** TASK STATEMENT **
Write out the full set of records below exactly.

-- START --

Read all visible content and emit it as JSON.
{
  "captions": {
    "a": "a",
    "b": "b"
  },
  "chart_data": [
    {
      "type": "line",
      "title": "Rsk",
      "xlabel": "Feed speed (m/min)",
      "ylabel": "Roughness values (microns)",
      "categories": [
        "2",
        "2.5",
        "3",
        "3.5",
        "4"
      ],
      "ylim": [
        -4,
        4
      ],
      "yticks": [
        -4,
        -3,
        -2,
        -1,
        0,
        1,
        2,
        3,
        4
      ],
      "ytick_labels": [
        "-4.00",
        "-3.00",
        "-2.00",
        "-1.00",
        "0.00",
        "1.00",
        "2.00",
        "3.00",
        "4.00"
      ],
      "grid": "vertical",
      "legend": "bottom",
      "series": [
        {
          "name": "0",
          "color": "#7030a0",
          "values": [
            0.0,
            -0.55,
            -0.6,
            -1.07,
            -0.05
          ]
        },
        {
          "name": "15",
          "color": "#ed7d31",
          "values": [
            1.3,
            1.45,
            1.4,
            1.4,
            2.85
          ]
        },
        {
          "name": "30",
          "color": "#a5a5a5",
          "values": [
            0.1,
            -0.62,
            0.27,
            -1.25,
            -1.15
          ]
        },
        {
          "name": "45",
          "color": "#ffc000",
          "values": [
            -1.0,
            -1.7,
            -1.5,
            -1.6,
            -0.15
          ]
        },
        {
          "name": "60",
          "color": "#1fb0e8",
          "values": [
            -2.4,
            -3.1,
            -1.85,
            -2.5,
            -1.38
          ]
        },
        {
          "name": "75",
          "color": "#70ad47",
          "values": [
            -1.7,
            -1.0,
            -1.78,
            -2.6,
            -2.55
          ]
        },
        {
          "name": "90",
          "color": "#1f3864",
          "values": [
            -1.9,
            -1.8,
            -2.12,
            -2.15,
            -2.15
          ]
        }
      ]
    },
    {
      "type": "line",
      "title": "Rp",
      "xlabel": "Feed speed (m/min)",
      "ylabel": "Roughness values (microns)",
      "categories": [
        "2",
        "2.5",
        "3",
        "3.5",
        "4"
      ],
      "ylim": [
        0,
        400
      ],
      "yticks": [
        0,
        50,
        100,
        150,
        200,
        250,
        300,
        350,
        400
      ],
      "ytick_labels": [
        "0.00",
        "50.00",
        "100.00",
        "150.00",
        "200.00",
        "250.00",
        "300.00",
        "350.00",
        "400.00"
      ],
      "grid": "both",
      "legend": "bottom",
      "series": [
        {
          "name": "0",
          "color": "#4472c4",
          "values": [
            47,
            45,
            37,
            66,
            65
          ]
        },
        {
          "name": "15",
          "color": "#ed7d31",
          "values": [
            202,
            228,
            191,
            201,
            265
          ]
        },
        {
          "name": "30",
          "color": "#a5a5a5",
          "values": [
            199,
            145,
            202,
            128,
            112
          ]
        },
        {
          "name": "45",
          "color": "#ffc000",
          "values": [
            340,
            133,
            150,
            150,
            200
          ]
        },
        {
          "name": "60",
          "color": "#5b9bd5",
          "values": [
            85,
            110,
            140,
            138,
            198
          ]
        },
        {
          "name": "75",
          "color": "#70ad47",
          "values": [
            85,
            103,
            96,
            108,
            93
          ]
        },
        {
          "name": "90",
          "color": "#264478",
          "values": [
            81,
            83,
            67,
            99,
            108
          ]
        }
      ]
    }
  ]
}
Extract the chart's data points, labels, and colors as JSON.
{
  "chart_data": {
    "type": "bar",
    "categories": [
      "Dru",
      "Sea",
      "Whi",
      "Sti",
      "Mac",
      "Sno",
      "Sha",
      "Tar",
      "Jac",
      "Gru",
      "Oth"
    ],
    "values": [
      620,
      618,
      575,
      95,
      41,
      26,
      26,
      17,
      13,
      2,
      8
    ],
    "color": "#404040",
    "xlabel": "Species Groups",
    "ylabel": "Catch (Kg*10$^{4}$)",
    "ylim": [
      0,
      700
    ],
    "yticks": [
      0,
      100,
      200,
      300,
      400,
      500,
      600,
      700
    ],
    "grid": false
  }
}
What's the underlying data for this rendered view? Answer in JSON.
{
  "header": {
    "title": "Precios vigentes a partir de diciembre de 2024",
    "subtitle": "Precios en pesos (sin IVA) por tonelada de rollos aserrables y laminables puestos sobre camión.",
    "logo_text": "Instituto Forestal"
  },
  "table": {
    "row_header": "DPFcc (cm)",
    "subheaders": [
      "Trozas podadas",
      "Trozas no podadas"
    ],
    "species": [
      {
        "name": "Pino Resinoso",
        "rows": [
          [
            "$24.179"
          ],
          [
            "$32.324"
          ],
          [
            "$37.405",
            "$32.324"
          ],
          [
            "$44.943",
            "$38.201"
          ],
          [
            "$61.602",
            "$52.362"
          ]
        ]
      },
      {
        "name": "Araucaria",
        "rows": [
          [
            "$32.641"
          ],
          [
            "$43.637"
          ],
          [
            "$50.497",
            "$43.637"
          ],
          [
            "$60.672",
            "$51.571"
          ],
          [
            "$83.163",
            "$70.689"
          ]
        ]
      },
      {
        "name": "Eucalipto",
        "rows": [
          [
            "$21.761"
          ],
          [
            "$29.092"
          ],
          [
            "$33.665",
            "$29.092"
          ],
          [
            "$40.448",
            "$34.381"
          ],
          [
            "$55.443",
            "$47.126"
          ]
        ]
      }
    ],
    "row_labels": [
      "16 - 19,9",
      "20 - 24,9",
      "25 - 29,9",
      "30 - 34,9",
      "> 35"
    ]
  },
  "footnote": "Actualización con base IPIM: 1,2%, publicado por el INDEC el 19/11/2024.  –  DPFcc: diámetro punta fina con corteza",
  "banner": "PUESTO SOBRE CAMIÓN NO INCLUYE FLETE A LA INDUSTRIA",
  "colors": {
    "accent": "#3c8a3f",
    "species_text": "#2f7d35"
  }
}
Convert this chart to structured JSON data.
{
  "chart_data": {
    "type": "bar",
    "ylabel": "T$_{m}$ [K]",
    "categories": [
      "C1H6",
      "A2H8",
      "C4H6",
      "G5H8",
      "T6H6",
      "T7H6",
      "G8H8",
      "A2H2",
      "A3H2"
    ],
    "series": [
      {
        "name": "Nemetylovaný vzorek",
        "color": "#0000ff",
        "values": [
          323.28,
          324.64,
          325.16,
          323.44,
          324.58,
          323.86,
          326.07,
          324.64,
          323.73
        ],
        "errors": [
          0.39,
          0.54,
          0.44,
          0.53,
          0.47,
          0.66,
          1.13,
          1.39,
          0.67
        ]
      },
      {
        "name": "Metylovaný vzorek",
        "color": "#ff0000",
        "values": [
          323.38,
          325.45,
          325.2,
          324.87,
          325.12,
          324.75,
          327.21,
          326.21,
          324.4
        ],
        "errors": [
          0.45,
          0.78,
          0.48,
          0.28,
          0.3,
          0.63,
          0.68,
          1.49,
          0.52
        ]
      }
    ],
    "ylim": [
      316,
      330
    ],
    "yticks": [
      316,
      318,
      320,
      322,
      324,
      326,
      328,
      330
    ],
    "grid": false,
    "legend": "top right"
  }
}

-- END --

** ANSWER BELOW **
Read all visible content and emit it as JSON.
{
  "captions": {
    "a": "a",
    "b": "b"
  },
  "chart_data": [
    {
      "type": "line",
      "title": "Rsk",
      "xlabel": "Feed speed (m/min)",
      "ylabel": "Roughness values (microns)",
      "categories": [
        "2",
        "2.5",
        "3",
        "3.5",
        "4"
      ],
      "ylim": [
        -4,
        4
      ],
      "yticks": [
        -4,
        -3,
        -2,
        -1,
        0,
        1,
        2,
        3,
        4
      ],
      "ytick_labels": [
        "-4.00",
        "-3.00",
        "-2.00",
        "-1.00",
        "0.00",
        "1.00",
        "2.00",
        "3.00",
        "4.00"
      ],
      "grid": "vertical",
      "legend": "bottom",
      "series": [
        {
          "name": "0",
          "color": "#7030a0",
          "values": [
            0.0,
            -0.55,
            -0.6,
            -1.07,
            -0.05
          ]
        },
        {
          "name": "15",
          "color": "#ed7d31",
          "values": [
            1.3,
            1.45,
            1.4,
            1.4,
            2.85
          ]
        },
        {
          "name": "30",
          "color": "#a5a5a5",
          "values": [
            0.1,
            -0.62,
            0.27,
            -1.25,
            -1.15
          ]
        },
        {
          "name": "45",
          "color": "#ffc000",
          "values": [
            -1.0,
            -1.7,
            -1.5,
            -1.6,
            -0.15
          ]
        },
        {
          "name": "60",
          "color": "#1fb0e8",
          "values": [
            -2.4,
            -3.1,
            -1.85,
            -2.5,
            -1.38
          ]
        },
        {
          "name": "75",
          "color": "#70ad47",
          "values": [
            -1.7,
            -1.0,
            -1.78,
            -2.6,
            -2.55
          ]
        },
        {
          "name": "90",
          "color": "#1f3864",
          "values": [
            -1.9,
            -1.8,
            -2.12,
            -2.15,
            -2.15
          ]
        }
      ]
    },
    {
      "type": "line",
      "title": "Rp",
      "xlabel": "Feed speed (m/min)",
      "ylabel": "Roughness values (microns)",
      "categories": [
        "2",
        "2.5",
        "3",
        "3.5",
        "4"
      ],
      "ylim": [
        0,
        400
      ],
      "yticks": [
        0,
        50,
        100,
        150,
        200,
        250,
        300,
        350,
        400
      ],
      "ytick_labels": [
        "0.00",
        "50.00",
        "100.00",
        "150.00",
        "200.00",
        "250.00",
        "300.00",
        "350.00",
        "400.00"
      ],
      "grid": "both",
      "legend": "bottom",
      "series": [
        {
          "name": "0",
          "color": "#4472c4",
          "values": [
            47,
            45,
            37,
            66,
            65
          ]
        },
        {
          "name": "15",
          "color": "#ed7d31",
          "values": [
            202,
            228,
            191,
            201,
            265
          ]
        },
        {
          "name": "30",
          "color": "#a5a5a5",
          "values": [
            199,
            145,
            202,
            128,
            112
          ]
        },
        {
          "name": "45",
          "color": "#ffc000",
          "values": [
            340,
            133,
            150,
            150,
            200
          ]
        },
        {
          "name": "60",
          "color": "#5b9bd5",
          "values": [
            85,
            110,
            140,
            138,
            198
          ]
        },
        {
          "name": "75",
          "color": "#70ad47",
          "values": [
            85,
            103,
            96,
            108,
            93
          ]
        },
        {
          "name": "90",
          "color": "#264478",
          "values": [
            81,
            83,
            67,
            99,
            108
          ]
        }
      ]
    }
  ]
}
Extract the chart's data points, labels, and colors as JSON.
{
  "chart_data": {
    "type": "bar",
    "categories": [
      "Dru",
      "Sea",
      "Whi",
      "Sti",
      "Mac",
      "Sno",
      "Sha",
      "Tar",
      "Jac",
      "Gru",
      "Oth"
    ],
    "values": [
      620,
      618,
      575,
      95,
      41,
      26,
      26,
      17,
      13,
      2,
      8
    ],
    "color": "#404040",
    "xlabel": "Species Groups",
    "ylabel": "Catch (Kg*10$^{4}$)",
    "ylim": [
      0,
      700
    ],
    "yticks": [
      0,
      100,
      200,
      300,
      400,
      500,
      600,
      700
    ],
    "grid": false
  }
}
What's the underlying data for this rendered view? Answer in JSON.
{
  "header": {
    "title": "Precios vigentes a partir de diciembre de 2024",
    "subtitle": "Precios en pesos (sin IVA) por tonelada de rollos aserrables y laminables puestos sobre camión.",
    "logo_text": "Instituto Forestal"
  },
  "table": {
    "row_header": "DPFcc (cm)",
    "subheaders": [
      "Trozas podadas",
      "Trozas no podadas"
    ],
    "species": [
      {
        "name": "Pino Resinoso",
        "rows": [
          [
            "$24.179"
          ],
          [
            "$32.324"
          ],
          [
            "$37.405",
            "$32.324"
          ],
          [
            "$44.943",
            "$38.201"
          ],
          [
            "$61.602",
            "$52.362"
          ]
        ]
      },
      {
        "name": "Araucaria",
        "rows": [
          [
            "$32.641"
          ],
          [
            "$43.637"
          ],
          [
            "$50.497",
            "$43.637"
          ],
          [
            "$60.672",
            "$51.571"
          ],
          [
            "$83.163",
            "$70.689"
          ]
        ]
      },
      {
        "name": "Eucalipto",
        "rows": [
          [
            "$21.761"
          ],
          [
            "$29.092"
          ],
          [
            "$33.665",
            "$29.092"
          ],
          [
            "$40.448",
            "$34.381"
          ],
          [
            "$55.443",
            "$47.126"
          ]
        ]
      }
    ],
    "row_labels": [
      "16 - 19,9",
      "20 - 24,9",
      "25 - 29,9",
      "30 - 34,9",
      "> 35"
    ]
  },
  "footnote": "Actualización con base IPIM: 1,2%, publicado por el INDEC el 19/11/2024.  –  DPFcc: diámetro punta fina con corteza",
  "banner": "PUESTO SOBRE CAMIÓN NO INCLUYE FLETE A LA INDUSTRIA",
  "colors": {
    "accent": "#3c8a3f",
    "species_text": "#2f7d35"
  }
}
Convert this chart to structured JSON data.
{
  "chart_data": {
    "type": "bar",
    "ylabel": "T$_{m}$ [K]",
    "categories": [
      "C1H6",
      "A2H8",
      "C4H6",
      "G5H8",
      "T6H6",
      "T7H6",
      "G8H8",
      "A2H2",
      "A3H2"
    ],
    "series": [
      {
        "name": "Nemetylovaný vzorek",
        "color": "#0000ff",
        "values": [
          323.28,
          324.64,
          325.16,
          323.44,
          324.58,
          323.86,
          326.07,
          324.64,
          323.73
        ],
        "errors": [
          0.39,
          0.54,
          0.44,
          0.53,
          0.47,
          0.66,
          1.13,
          1.39,
          0.67
        ]
      },
      {
        "name": "Metylovaný vzorek",
        "color": "#ff0000",
        "values": [
          323.38,
          325.45,
          325.2,
          324.87,
          325.12,
          324.75,
          327.21,
          326.21,
          324.4
        ],
        "errors": [
          0.45,
          0.78,
          0.48,
          0.28,
          0.3,
          0.63,
          0.68,
          1.49,
          0.52
        ]
      }
    ],
    "ylim": [
      316,
      330
    ],
    "yticks": [
      316,
      318,
      320,
      322,
      324,
      326,
      328,
      330
    ],
    "grid": false,
    "legend": "top right"
  }
}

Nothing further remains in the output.